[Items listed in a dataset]
* START *

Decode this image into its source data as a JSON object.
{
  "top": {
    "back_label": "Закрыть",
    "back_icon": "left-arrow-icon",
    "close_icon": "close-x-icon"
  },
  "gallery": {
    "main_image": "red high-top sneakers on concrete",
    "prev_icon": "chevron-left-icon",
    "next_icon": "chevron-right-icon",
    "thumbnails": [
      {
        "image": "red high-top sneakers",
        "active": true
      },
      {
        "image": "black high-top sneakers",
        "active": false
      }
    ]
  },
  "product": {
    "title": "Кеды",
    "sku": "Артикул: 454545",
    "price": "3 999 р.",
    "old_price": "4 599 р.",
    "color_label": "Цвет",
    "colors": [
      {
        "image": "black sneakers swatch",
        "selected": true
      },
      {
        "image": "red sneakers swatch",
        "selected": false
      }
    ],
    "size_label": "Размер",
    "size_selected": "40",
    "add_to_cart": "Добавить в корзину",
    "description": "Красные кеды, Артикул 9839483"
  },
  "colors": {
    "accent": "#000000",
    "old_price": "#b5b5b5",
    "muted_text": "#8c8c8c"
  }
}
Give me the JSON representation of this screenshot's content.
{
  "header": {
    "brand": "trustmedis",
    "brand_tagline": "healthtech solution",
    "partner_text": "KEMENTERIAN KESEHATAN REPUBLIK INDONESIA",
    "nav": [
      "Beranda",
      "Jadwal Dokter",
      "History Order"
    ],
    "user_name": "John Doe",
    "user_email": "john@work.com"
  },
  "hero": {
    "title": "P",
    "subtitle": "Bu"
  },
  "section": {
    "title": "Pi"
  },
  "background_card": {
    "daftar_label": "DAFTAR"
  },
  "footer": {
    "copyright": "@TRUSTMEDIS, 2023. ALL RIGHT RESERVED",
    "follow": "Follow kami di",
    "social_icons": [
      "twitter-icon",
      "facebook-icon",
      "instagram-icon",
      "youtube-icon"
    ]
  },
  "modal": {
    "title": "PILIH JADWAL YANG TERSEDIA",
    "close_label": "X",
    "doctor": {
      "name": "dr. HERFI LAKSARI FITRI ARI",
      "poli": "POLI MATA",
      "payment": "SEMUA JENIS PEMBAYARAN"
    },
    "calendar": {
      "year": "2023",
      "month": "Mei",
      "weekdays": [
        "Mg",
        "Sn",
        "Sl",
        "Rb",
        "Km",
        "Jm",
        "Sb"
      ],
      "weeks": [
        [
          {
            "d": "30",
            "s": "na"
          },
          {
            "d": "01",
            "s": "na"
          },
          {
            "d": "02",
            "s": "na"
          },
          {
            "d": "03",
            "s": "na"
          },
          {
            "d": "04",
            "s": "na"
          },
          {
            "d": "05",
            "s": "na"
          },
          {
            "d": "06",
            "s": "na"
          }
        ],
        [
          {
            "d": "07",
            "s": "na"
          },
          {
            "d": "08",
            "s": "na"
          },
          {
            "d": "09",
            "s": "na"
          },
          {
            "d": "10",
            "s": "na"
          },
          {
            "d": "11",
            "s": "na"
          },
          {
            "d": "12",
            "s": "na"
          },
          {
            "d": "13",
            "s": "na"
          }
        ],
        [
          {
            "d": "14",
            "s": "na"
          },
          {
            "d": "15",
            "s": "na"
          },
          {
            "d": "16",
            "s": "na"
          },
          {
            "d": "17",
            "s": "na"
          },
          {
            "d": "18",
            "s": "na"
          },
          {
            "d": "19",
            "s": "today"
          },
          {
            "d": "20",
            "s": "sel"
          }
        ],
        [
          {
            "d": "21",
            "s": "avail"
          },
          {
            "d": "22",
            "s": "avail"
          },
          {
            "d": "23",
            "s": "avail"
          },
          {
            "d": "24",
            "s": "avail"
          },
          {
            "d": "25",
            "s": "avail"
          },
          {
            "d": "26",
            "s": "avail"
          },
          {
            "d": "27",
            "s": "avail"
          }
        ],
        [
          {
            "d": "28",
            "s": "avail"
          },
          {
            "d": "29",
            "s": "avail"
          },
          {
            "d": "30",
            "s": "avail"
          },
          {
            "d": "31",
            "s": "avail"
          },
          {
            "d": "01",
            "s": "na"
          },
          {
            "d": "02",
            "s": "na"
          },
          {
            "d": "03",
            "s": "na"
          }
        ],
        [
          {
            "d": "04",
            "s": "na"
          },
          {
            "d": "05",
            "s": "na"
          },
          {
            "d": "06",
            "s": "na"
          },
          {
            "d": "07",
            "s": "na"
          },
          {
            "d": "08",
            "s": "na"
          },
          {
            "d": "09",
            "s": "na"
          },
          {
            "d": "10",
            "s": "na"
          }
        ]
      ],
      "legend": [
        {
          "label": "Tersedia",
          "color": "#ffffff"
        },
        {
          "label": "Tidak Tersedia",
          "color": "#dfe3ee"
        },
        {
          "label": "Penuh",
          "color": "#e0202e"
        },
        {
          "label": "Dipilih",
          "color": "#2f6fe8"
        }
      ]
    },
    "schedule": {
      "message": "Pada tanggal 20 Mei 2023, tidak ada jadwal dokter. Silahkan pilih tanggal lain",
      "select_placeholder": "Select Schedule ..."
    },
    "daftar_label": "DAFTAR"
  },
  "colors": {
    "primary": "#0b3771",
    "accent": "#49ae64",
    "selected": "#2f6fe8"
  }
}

* END *

» To do
Every record above should be copied exactly.

» Exercise answer
Decode this image into its source data as a JSON object.
{
  "top": {
    "back_label": "Закрыть",
    "back_icon": "left-arrow-icon",
    "close_icon": "close-x-icon"
  },
  "gallery": {
    "main_image": "red high-top sneakers on concrete",
    "prev_icon": "chevron-left-icon",
    "next_icon": "chevron-right-icon",
    "thumbnails": [
      {
        "image": "red high-top sneakers",
        "active": true
      },
      {
        "image": "black high-top sneakers",
        "active": false
      }
    ]
  },
  "product": {
    "title": "Кеды",
    "sku": "Артикул: 454545",
    "price": "3 999 р.",
    "old_price": "4 599 р.",
    "color_label": "Цвет",
    "colors": [
      {
        "image": "black sneakers swatch",
        "selected": true
      },
      {
        "image": "red sneakers swatch",
        "selected": false
      }
    ],
    "size_label": "Размер",
    "size_selected": "40",
    "add_to_cart": "Добавить в корзину",
    "description": "Красные кеды, Артикул 9839483"
  },
  "colors": {
    "accent": "#000000",
    "old_price": "#b5b5b5",
    "muted_text": "#8c8c8c"
  }
}
Give me the JSON representation of this screenshot's content.
{
  "header": {
    "brand": "trustmedis",
    "brand_tagline": "healthtech solution",
    "partner_text": "KEMENTERIAN KESEHATAN REPUBLIK INDONESIA",
    "nav": [
      "Beranda",
      "Jadwal Dokter",
      "History Order"
    ],
    "user_name": "John Doe",
    "user_email": "john@work.com"
  },
  "hero": {
    "title": "P",
    "subtitle": "Bu"
  },
  "section": {
    "title": "Pi"
  },
  "background_card": {
    "daftar_label": "DAFTAR"
  },
  "footer": {
    "copyright": "@TRUSTMEDIS, 2023. ALL RIGHT RESERVED",
    "follow": "Follow kami di",
    "social_icons": [
      "twitter-icon",
      "facebook-icon",
      "instagram-icon",
      "youtube-icon"
    ]
  },
  "modal": {
    "title": "PILIH JADWAL YANG TERSEDIA",
    "close_label": "X",
    "doctor": {
      "name": "dr. HERFI LAKSARI FITRI ARI",
      "poli": "POLI MATA",
      "payment": "SEMUA JENIS PEMBAYARAN"
    },
    "calendar": {
      "year": "2023",
      "month": "Mei",
      "weekdays": [
        "Mg",
        "Sn",
        "Sl",
        "Rb",
        "Km",
        "Jm",
        "Sb"
      ],
      "weeks": [
        [
          {
            "d": "30",
            "s": "na"
          },
          {
            "d": "01",
            "s": "na"
          },
          {
            "d": "02",
            "s": "na"
          },
          {
            "d": "03",
            "s": "na"
          },
          {
            "d": "04",
            "s": "na"
          },
          {
            "d": "05",
            "s": "na"
          },
          {
            "d": "06",
            "s": "na"
          }
        ],
        [
          {
            "d": "07",
            "s": "na"
          },
          {
            "d": "08",
            "s": "na"
          },
          {
            "d": "09",
            "s": "na"
          },
          {
            "d": "10",
            "s": "na"
          },
          {
            "d": "11",
            "s": "na"
          },
          {
            "d": "12",
            "s": "na"
          },
          {
            "d": "13",
            "s": "na"
          }
        ],
        [
          {
            "d": "14",
            "s": "na"
          },
          {
            "d": "15",
            "s": "na"
          },
          {
            "d": "16",
            "s": "na"
          },
          {
            "d": "17",
            "s": "na"
          },
          {
            "d": "18",
            "s": "na"
          },
          {
            "d": "19",
            "s": "today"
          },
          {
            "d": "20",
            "s": "sel"
          }
        ],
        [
          {
            "d": "21",
            "s": "avail"
          },
          {
            "d": "22",
            "s": "avail"
          },
          {
            "d": "23",
            "s": "avail"
          },
          {
            "d": "24",
            "s": "avail"
          },
          {
            "d": "25",
            "s": "avail"
          },
          {
            "d": "26",
            "s": "avail"
          },
          {
            "d": "27",
            "s": "avail"
          }
        ],
        [
          {
            "d": "28",
            "s": "avail"
          },
          {
            "d": "29",
            "s": "avail"
          },
          {
            "d": "30",
            "s": "avail"
          },
          {
            "d": "31",
            "s": "avail"
          },
          {
            "d": "01",
            "s": "na"
          },
          {
            "d": "02",
            "s": "na"
          },
          {
            "d": "03",
            "s": "na"
          }
        ],
        [
          {
            "d": "04",
            "s": "na"
          },
          {
            "d": "05",
            "s": "na"
          },
          {
            "d": "06",
            "s": "na"
          },
          {
            "d": "07",
            "s": "na"
          },
          {
            "d": "08",
            "s": "na"
          },
          {
            "d": "09",
            "s": "na"
          },
          {
            "d": "10",
            "s": "na"
          }
        ]
      ],
      "legend": [
        {
          "label": "Tersedia",
          "color": "#ffffff"
        },
        {
          "label": "Tidak Tersedia",
          "color": "#dfe3ee"
        },
        {
          "label": "Penuh",
          "color": "#e0202e"
        },
        {
          "label": "Dipilih",
          "color": "#2f6fe8"
        }
      ]
    },
    "schedule": {
      "message": "Pada tanggal 20 Mei 2023, tidak ada jadwal dokter. Silahkan pilih tanggal lain",
      "select_placeholder": "Select Schedule ..."
    },
    "daftar_label": "DAFTAR"
  },
  "colors": {
    "primary": "#0b3771",
    "accent": "#49ae64",
    "selected": "#2f6fe8"
  }
}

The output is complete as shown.